● **What you have to do**: Leave out the pictures and repeat every record exactly.

● **Material shown**:

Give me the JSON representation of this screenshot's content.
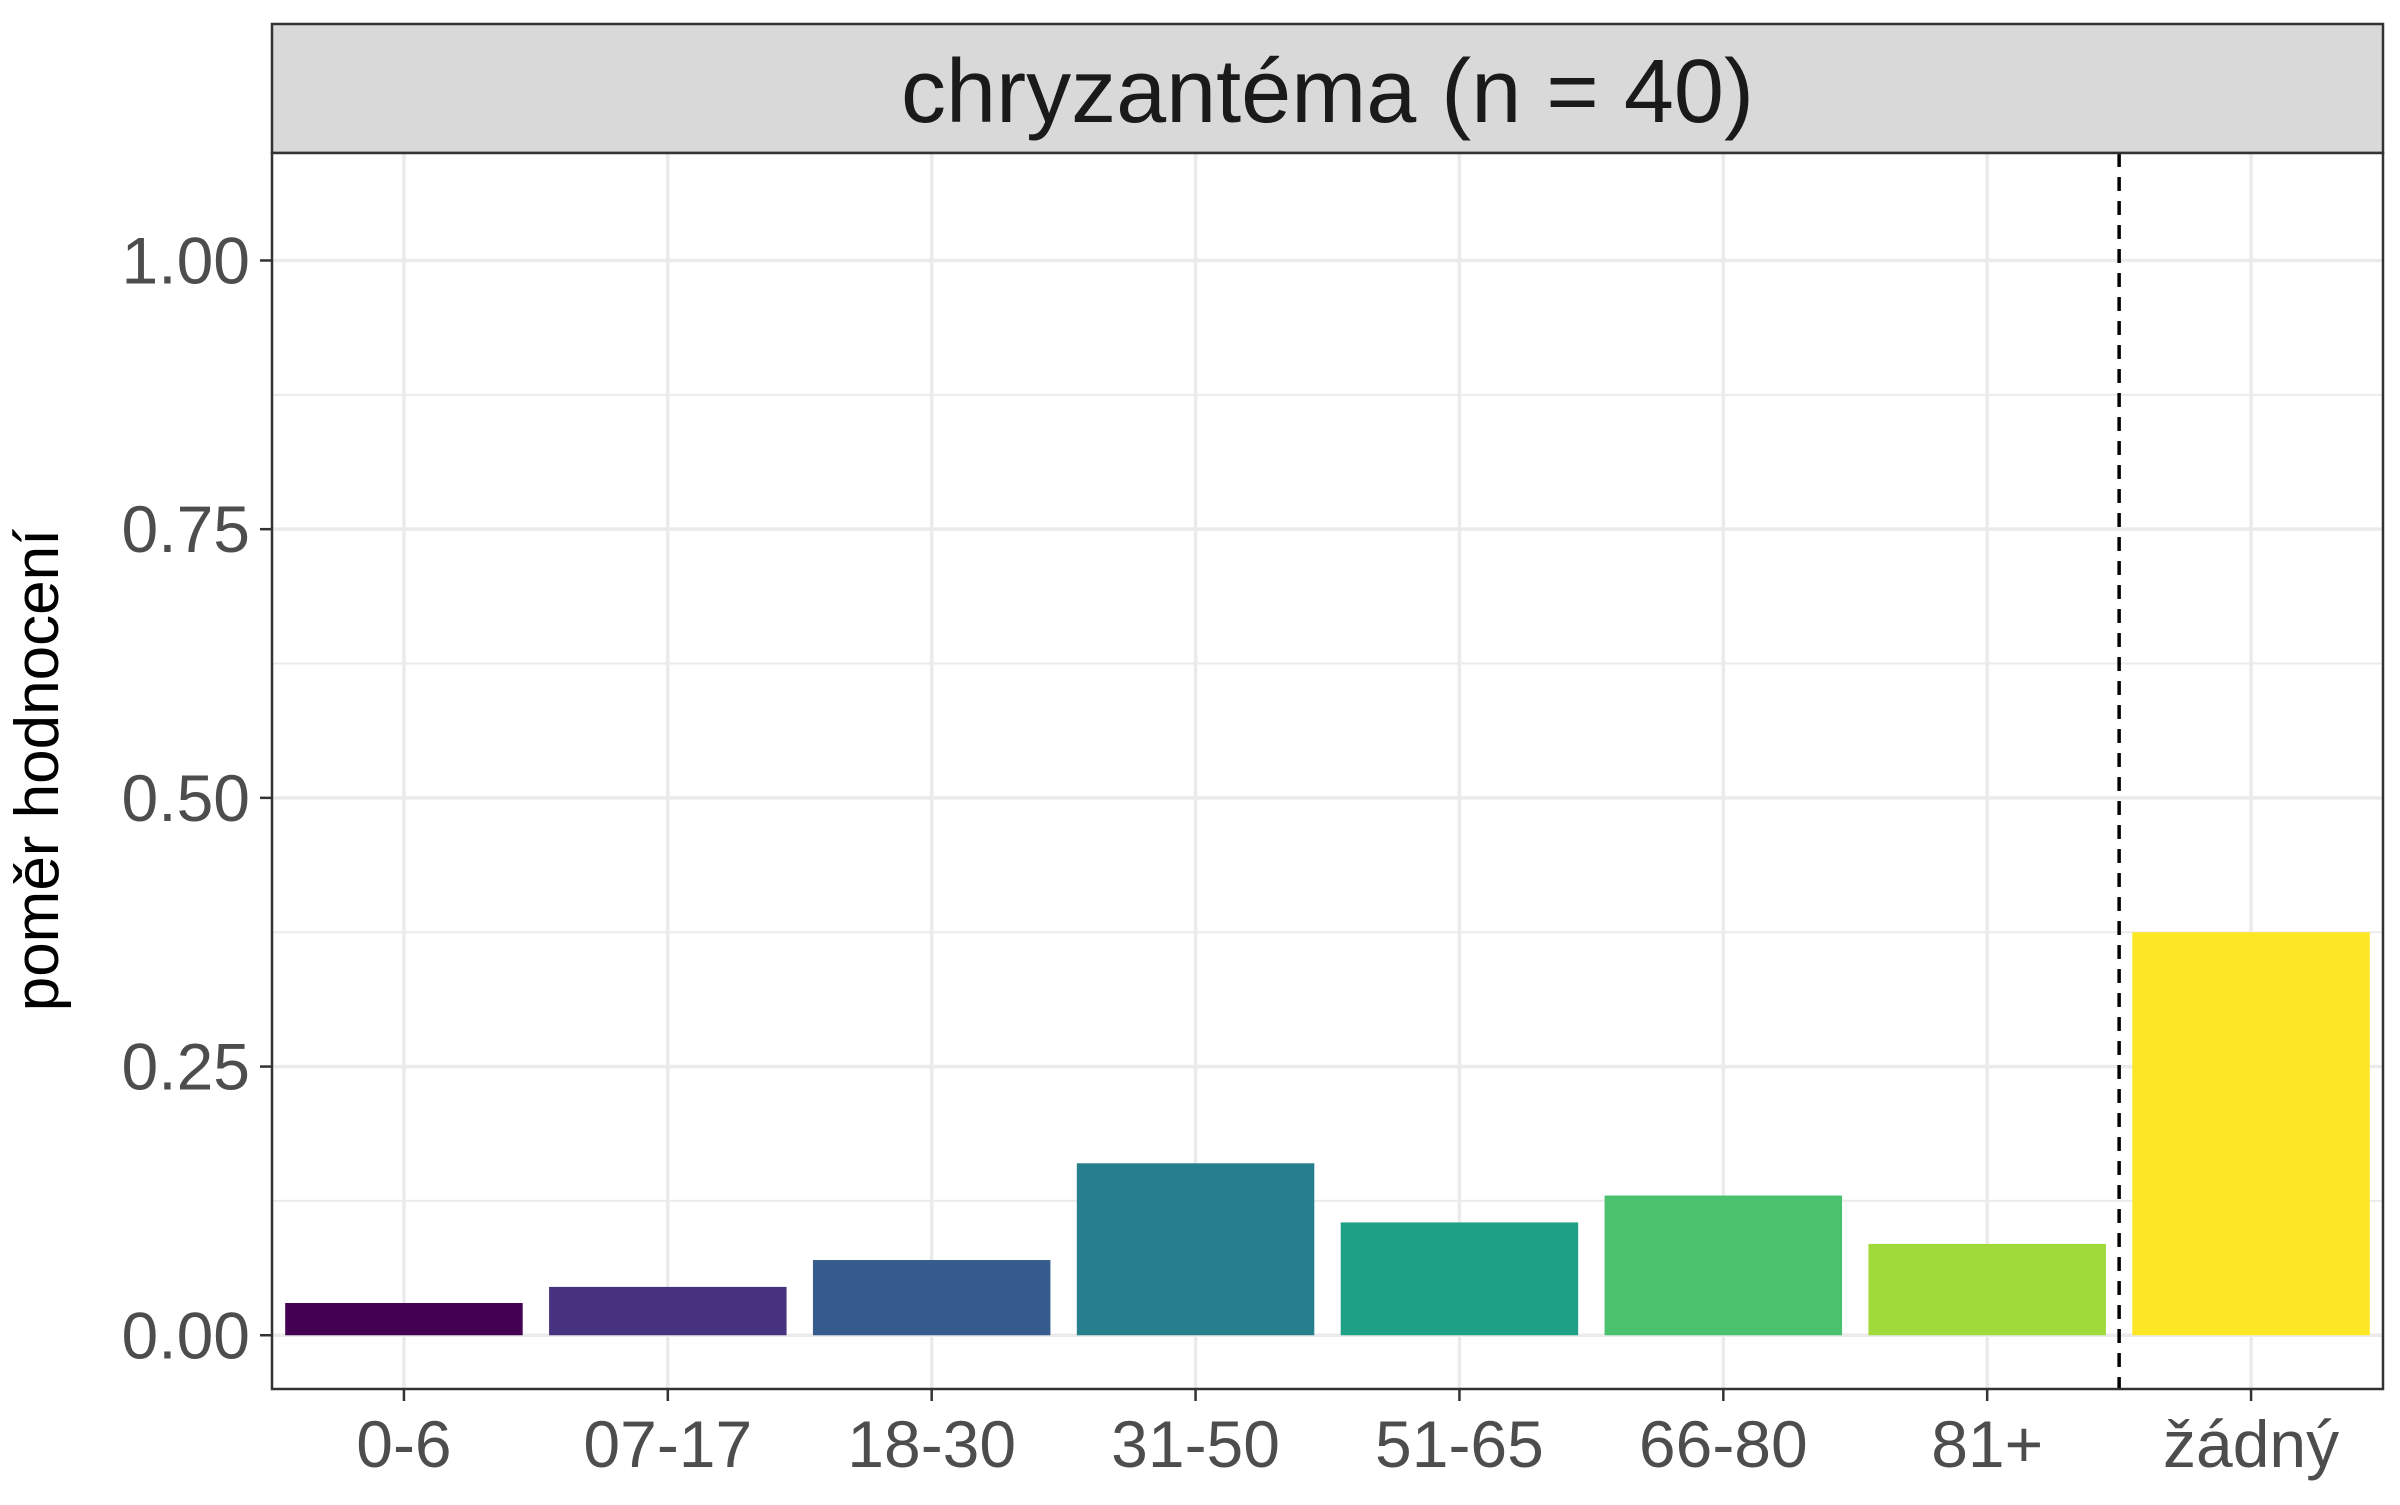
{
  "chart_data": {
    "type": "bar",
    "title": "chryzantéma (n = 40)",
    "xlabel": "",
    "ylabel": "poměr hodnocení",
    "categories": [
      "0-6",
      "07-17",
      "18-30",
      "31-50",
      "51-65",
      "66-80",
      "81+",
      "žádný"
    ],
    "values": [
      0.03,
      0.045,
      0.07,
      0.16,
      0.105,
      0.13,
      0.085,
      0.375
    ],
    "colors": [
      "#440154",
      "#46327E",
      "#365C8D",
      "#277F8E",
      "#1FA187",
      "#4AC16D",
      "#9FDA3A",
      "#FDE725"
    ],
    "y_ticks": [
      "0.00",
      "0.25",
      "0.50",
      "0.75",
      "1.00"
    ],
    "ylim": [
      -0.05,
      1.1
    ],
    "grid": true,
    "separator_after_category": "81+",
    "separator_style": "dashed"
  }
}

● **Solution for this problem**:
Give me the JSON representation of this screenshot's content.
{
  "chart_data": {
    "type": "bar",
    "title": "chryzantéma (n = 40)",
    "xlabel": "",
    "ylabel": "poměr hodnocení",
    "categories": [
      "0-6",
      "07-17",
      "18-30",
      "31-50",
      "51-65",
      "66-80",
      "81+",
      "žádný"
    ],
    "values": [
      0.03,
      0.045,
      0.07,
      0.16,
      0.105,
      0.13,
      0.085,
      0.375
    ],
    "colors": [
      "#440154",
      "#46327E",
      "#365C8D",
      "#277F8E",
      "#1FA187",
      "#4AC16D",
      "#9FDA3A",
      "#FDE725"
    ],
    "y_ticks": [
      "0.00",
      "0.25",
      "0.50",
      "0.75",
      "1.00"
    ],
    "ylim": [
      -0.05,
      1.1
    ],
    "grid": true,
    "separator_after_category": "81+",
    "separator_style": "dashed"
  }
}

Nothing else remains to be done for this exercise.